<<<<

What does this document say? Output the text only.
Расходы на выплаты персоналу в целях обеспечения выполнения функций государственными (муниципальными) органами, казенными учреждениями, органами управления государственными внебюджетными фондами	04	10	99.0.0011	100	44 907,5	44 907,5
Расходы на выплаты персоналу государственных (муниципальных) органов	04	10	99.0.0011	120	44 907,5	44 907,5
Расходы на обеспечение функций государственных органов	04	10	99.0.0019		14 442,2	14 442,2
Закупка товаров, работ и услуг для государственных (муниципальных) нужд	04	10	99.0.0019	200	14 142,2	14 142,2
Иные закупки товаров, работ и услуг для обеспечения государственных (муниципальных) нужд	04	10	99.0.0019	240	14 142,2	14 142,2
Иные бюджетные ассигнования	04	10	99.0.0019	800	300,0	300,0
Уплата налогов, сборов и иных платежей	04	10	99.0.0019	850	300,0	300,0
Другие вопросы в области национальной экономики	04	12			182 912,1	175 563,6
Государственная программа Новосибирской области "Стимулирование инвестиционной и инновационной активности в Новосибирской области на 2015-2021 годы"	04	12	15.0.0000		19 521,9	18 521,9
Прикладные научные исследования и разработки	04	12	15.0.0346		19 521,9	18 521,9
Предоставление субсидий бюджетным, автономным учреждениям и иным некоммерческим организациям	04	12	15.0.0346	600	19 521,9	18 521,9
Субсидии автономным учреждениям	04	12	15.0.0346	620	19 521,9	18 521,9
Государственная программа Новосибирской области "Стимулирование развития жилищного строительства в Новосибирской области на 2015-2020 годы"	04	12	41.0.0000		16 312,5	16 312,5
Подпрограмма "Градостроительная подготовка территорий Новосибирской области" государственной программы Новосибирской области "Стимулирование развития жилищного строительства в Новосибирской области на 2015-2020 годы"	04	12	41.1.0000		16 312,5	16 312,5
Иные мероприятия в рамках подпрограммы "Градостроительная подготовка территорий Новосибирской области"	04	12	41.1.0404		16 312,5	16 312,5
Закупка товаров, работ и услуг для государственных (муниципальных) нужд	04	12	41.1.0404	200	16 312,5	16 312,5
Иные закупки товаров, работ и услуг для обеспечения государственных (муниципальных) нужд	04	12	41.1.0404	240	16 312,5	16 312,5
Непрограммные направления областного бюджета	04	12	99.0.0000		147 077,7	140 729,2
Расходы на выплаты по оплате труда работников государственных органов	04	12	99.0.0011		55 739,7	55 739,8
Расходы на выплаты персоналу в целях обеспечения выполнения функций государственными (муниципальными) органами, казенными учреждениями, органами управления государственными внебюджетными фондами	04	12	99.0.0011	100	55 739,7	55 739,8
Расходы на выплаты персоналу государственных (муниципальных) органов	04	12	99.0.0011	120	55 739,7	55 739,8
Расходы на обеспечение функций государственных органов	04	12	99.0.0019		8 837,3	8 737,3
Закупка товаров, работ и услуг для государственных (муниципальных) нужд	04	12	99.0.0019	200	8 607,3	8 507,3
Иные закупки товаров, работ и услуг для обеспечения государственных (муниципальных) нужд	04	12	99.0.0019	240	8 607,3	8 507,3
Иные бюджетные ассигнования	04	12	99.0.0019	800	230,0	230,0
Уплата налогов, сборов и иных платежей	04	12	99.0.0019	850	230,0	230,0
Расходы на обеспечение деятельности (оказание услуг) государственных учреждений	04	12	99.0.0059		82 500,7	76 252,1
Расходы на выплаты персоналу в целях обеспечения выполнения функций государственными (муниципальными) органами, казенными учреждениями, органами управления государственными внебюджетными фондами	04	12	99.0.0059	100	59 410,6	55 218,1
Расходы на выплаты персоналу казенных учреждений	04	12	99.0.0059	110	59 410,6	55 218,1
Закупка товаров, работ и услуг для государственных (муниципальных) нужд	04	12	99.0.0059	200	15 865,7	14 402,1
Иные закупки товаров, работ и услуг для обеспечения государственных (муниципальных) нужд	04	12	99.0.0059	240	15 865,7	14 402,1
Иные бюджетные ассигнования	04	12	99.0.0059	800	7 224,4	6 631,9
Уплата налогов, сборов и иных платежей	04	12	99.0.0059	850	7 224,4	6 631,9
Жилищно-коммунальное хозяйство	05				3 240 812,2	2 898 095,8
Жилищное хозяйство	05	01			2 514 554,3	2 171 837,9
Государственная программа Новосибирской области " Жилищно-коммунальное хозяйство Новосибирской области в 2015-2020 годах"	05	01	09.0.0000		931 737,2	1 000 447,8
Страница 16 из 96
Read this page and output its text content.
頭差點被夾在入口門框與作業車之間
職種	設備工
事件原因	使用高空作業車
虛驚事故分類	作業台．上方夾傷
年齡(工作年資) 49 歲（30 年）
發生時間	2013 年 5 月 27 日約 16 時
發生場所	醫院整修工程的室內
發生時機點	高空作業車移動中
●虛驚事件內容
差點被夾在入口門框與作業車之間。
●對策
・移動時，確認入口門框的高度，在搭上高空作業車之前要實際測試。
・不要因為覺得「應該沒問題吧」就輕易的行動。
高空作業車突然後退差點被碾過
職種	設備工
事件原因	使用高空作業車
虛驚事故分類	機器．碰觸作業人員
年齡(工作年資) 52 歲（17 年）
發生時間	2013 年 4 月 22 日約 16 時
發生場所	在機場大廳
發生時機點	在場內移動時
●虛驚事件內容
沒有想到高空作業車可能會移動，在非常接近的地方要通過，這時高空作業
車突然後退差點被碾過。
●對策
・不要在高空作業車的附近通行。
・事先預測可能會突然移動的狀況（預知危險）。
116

>>>>

The task
Extract every line above containing the word "органами".

Final result
Расходы на выплаты персоналу в целях обеспечения выполнения функций государственными (муниципальными) органами, казенными учреждениями, органами управления государственными внебюджетными фондами	04	10	99.0.0011	100	44 907,5	44 907,5
Расходы на выплаты персоналу в целях обеспечения выполнения функций государственными (муниципальными) органами, казенными учреждениями, органами управления государственными внебюджетными фондами	04	12	99.0.0011	100	55 739,7	55 739,8
Расходы на выплаты персоналу в целях обеспечения выполнения функций государственными (муниципальными) органами, казенными учреждениями, органами управления государственными внебюджетными фондами	04	12	99.0.0059	100	59 410,6	55 218,1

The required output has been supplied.